- _Objective_: The answer is one number: how many lines in the data below hold "sequence".

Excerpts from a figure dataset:

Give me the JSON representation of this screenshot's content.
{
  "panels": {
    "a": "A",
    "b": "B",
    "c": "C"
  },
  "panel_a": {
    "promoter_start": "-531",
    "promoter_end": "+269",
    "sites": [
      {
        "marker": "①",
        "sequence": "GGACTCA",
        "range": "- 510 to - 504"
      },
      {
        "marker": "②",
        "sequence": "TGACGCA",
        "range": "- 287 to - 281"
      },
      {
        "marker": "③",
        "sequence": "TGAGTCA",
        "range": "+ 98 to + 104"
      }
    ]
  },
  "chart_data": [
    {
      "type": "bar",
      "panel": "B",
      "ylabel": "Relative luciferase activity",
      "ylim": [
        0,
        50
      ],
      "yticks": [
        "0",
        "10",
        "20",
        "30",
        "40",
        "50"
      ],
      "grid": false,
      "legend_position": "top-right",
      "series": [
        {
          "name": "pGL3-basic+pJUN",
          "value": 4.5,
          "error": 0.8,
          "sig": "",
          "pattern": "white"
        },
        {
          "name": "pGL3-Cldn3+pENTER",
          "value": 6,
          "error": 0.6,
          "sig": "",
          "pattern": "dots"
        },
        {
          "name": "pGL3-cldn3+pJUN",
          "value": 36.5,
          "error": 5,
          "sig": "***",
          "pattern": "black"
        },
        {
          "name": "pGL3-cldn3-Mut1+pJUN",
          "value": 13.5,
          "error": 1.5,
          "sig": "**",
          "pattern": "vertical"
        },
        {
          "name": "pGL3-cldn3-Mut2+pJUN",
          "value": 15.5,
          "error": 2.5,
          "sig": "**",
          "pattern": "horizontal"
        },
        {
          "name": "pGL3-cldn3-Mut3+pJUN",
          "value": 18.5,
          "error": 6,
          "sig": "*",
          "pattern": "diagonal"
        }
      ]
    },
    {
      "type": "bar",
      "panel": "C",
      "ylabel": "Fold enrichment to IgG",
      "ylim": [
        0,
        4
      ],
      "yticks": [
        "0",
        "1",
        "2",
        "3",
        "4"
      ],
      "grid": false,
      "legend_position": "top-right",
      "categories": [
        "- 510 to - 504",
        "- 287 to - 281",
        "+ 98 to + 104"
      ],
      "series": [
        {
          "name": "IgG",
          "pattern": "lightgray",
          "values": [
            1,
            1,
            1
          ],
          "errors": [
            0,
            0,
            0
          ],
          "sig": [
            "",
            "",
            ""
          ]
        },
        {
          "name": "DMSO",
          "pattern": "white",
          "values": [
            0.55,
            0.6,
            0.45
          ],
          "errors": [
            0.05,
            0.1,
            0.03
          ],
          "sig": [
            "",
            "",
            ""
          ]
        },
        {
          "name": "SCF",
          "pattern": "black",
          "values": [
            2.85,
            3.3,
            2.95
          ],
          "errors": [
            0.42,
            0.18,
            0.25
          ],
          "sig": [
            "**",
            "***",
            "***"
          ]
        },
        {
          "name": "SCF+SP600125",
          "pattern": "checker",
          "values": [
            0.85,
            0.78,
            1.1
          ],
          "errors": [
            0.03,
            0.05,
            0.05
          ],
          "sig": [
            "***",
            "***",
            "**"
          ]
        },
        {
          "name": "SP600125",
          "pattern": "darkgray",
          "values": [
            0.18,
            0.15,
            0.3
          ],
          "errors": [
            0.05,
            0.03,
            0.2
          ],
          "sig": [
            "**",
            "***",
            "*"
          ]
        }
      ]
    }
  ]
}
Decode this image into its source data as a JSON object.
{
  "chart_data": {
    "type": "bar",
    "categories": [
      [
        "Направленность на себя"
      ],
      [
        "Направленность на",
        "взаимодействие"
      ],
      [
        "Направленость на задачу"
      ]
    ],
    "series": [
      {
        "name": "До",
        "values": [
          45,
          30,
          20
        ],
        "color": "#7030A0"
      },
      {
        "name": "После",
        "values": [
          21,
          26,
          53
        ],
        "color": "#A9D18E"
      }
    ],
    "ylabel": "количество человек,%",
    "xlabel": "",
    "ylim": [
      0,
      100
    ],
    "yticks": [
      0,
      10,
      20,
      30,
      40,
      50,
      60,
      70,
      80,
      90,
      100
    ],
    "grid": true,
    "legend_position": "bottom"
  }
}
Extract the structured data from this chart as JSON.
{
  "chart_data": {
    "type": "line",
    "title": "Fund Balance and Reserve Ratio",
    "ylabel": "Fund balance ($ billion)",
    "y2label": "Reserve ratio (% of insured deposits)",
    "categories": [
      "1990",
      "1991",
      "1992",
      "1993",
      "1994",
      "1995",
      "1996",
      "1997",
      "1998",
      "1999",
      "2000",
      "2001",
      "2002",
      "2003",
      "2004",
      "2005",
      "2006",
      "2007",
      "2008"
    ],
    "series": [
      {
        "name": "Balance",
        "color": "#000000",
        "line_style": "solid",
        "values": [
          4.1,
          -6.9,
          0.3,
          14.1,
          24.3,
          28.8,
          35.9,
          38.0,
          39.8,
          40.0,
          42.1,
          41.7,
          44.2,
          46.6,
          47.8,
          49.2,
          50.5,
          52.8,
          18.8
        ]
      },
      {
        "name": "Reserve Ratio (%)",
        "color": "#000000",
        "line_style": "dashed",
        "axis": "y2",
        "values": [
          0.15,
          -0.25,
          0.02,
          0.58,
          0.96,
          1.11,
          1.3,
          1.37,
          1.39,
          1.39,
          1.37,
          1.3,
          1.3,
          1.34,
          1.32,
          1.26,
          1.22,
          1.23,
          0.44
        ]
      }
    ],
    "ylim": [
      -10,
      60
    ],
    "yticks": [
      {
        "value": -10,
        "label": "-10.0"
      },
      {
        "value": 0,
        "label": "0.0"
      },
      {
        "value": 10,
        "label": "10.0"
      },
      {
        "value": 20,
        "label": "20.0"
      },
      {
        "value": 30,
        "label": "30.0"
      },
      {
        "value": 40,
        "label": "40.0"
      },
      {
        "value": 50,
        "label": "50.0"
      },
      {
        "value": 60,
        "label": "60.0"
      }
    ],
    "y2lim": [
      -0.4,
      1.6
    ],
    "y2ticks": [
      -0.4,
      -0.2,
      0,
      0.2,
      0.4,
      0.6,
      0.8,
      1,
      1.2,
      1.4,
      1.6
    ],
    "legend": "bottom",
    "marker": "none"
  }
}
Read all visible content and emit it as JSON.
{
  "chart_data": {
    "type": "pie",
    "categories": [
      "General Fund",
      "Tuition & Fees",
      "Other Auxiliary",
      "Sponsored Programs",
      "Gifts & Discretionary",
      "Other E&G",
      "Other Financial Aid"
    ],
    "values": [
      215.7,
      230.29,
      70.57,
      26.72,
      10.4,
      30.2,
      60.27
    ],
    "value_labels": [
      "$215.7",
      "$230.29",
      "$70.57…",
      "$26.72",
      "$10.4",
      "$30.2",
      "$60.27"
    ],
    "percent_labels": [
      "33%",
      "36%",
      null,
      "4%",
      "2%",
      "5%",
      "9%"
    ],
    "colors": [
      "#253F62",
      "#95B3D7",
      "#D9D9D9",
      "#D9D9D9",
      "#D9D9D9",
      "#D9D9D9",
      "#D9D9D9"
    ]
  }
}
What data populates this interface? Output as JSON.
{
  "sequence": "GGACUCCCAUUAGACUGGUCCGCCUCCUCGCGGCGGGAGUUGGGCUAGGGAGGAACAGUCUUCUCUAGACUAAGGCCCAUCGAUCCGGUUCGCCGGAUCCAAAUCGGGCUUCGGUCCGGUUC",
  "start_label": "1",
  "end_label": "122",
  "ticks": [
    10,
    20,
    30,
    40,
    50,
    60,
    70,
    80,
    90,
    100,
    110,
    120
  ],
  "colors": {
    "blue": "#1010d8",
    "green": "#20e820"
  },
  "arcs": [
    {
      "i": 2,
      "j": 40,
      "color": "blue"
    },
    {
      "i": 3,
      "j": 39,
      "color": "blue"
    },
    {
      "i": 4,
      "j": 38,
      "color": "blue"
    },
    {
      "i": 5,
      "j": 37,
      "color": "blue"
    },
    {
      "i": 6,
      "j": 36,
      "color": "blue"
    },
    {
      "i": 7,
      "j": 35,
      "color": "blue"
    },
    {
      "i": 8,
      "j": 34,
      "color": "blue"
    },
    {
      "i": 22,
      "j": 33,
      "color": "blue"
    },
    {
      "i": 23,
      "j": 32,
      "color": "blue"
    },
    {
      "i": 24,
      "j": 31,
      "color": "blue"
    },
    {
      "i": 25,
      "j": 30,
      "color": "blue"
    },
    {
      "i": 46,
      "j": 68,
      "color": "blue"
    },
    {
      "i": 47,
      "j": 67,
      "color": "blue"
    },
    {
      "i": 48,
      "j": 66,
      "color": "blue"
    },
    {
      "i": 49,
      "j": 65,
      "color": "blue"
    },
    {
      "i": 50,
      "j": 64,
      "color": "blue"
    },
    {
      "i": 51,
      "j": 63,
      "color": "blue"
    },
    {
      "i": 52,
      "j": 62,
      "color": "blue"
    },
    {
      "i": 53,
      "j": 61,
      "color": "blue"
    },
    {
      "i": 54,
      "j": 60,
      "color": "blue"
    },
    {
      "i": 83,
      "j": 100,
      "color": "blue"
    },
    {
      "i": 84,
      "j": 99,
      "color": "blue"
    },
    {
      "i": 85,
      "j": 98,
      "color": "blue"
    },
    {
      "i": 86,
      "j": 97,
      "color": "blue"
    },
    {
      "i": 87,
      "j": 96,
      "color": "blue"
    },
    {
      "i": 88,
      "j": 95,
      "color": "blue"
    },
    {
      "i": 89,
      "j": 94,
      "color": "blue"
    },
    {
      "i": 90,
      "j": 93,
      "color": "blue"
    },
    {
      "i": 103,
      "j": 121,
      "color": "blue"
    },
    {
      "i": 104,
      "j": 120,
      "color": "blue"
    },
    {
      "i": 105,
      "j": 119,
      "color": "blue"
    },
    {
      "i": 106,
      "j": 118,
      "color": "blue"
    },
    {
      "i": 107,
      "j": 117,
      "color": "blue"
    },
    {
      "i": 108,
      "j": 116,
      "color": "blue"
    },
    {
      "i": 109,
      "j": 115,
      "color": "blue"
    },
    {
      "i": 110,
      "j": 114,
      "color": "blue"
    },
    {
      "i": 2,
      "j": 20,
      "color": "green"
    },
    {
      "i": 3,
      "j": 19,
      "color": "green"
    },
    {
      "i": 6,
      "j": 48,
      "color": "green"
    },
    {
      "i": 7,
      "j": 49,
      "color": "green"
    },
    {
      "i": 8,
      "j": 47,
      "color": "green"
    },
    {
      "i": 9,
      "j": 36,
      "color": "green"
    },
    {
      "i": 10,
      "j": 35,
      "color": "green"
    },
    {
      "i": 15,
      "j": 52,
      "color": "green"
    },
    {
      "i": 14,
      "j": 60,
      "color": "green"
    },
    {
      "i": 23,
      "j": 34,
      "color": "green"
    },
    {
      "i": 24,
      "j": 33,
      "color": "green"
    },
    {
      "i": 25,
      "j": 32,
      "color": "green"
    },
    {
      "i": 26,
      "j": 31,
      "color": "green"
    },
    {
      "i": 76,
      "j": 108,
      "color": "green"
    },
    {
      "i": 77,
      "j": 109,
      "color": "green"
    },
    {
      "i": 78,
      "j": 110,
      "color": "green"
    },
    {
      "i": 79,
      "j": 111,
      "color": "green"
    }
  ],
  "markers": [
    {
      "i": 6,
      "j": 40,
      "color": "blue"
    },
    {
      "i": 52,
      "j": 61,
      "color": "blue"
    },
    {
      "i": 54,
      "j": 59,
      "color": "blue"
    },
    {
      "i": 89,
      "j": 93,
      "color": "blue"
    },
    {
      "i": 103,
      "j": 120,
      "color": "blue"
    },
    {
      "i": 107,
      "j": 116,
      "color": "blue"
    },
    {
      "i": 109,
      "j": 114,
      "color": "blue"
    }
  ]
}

- _Solution to this problem_: 4